• _Kutipan teks_

==========

Amari: Saya Diberhentikan Bukan karena Kinerja Buruk

Ketika Muhammad Amari menjabat Jaksa Agung Muda Tindak Pidana Khusus yang menangani kasus korupsi, mantan Menteri Kehakiman dan Hak Asasi Manusia Yusril Ihza Mahendra dan pemilik PT Sarana Rekatama Dinamika Hartono Tanoesudibjo ditetapkan sebagai tersangka korupsi biaya akses sistem administrasi badan hukum. Namun, ia kini diberhentikan oleh Presiden Susilo Bambang Yudhoyono, sesuai dengan saran Jaksa Agung Basrief Arief.

Kini Amari diberi jabatan staf ahli Jaksa Agung. Pemberhentian Amari, dikatakan Basrief, sebagai bagian dari penyegaran di tubuh pimpinan Kejagung. Namun, Amari tak terlalu yakin dengan alasan itu. Apalagi, selama ini ia sering berseberangan dengan Jaksa Agung dalam melanjutkan penyidikan korupsi dana akses sistem administrasi badan hukum (Sisminbakum).

Amari, dalam percakapan dengan Kompas di Jakarta, Senin dan Selasa (19/4), mencoba terbuka soal pencopotannya.

Kira-kita apa pertimbangan pemberhentian Anda?

==========

• _Cuplikan sumber_
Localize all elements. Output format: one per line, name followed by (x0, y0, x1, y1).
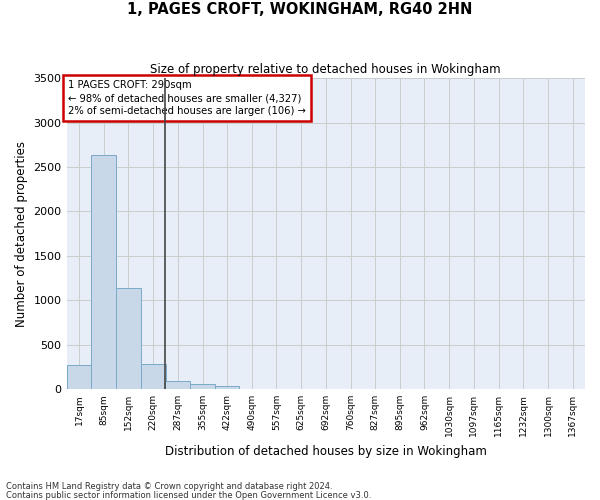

==========

• _Kerjakan tugas berikut_
1. Cetak bagian artikel tentang pemberhentian Amari, mulai dari kata-kata yang memuat "Amari: Saya Diberhentikan" dan berhenti setelah "Agung Basrief Arief.".
2. Lanjutkan artikel tentang pemberhentian Amari mulai dari kalimat terakhir yang ditampilkan.

• _Hasil per tugas_
1.
Amari: Saya Diberhentikan Bukan karena Kinerja Buruk

Ketika Muhammad Amari menjabat Jaksa Agung Muda Tindak Pidana Khusus yang menangani kasus korupsi, mantan Menteri Kehakiman dan Hak Asasi Manusia Yusril Ihza Mahendra dan pemilik PT Sarana Rekatama Dinamika Hartono Tanoesudibjo ditetapkan sebagai tersangka korupsi biaya akses sistem administrasi badan hukum. Namun, ia kini diberhentikan oleh Presiden Susilo Bambang Yudhoyono, sesuai dengan saran Jaksa Agung Basrief Arief.

2.
Dalam keputusan presiden yang saya terima, pertimbangannya hanya surat Jaksa Agung yang dikirim ke Presiden. Adapun Jaksa Agung menyatakan ke saya, pemberhentian dilakukan dalam rangka penyegaran

Adakah alasan lain dari pemberhentian Anda?

Untuk menjawab ini, saya agak repot. Saya akan buka-bukaan, tetapi ini off the record ya.

(Amari lalu bercerita panjang lebar mengenai fakta yang patut diduga menjadi latar belakang pemberhentiannya.)

Mungkinkah pemberhentian Anda dilatarbelakangi kinerja yang mungkin dinilai buruk?

Saya rasa, saya diberhentikan bukan karena kinerja. Kalau ukurannya kinerja, bisa dilihat dari realisasi yang ada. Kinerja Pidana Khusus (Pidsus) selalu melebihi target. Tahun 2010, misalnya, target penyidikan kasus korupsi seluruh Indonesia ditetapkan sebanyak 1.845 penyidikan. Realisasinya mencapai 2.315 penyidikan, yang berarti melebihi target.

Kinerja Pidsus Kejagung selama 2010 juga melampaui target. Realisasinya adalah 148 penyidikan korupsi, sementara targetnya 145 penyidikan. Jadi, justru ada progres dari kinerja Pidsus yang saya pimpin.

Dari berbagai kasus korupsi yang ditangani saat Anda menjabat Jampidsus, kasus apa yang tergolong kakap?

Salah satunya adalah kasus Sisminbakum, dengan kerugian negara sekitar Rp 420 miliar. Penyidikan perkara Sisminbakum dengan tersangka Yusril dan Hartono sudah dinyatakan lengkap secara formal dan materiil. Namun, saya tidak tahu bagaimana nanti kelanjutannya.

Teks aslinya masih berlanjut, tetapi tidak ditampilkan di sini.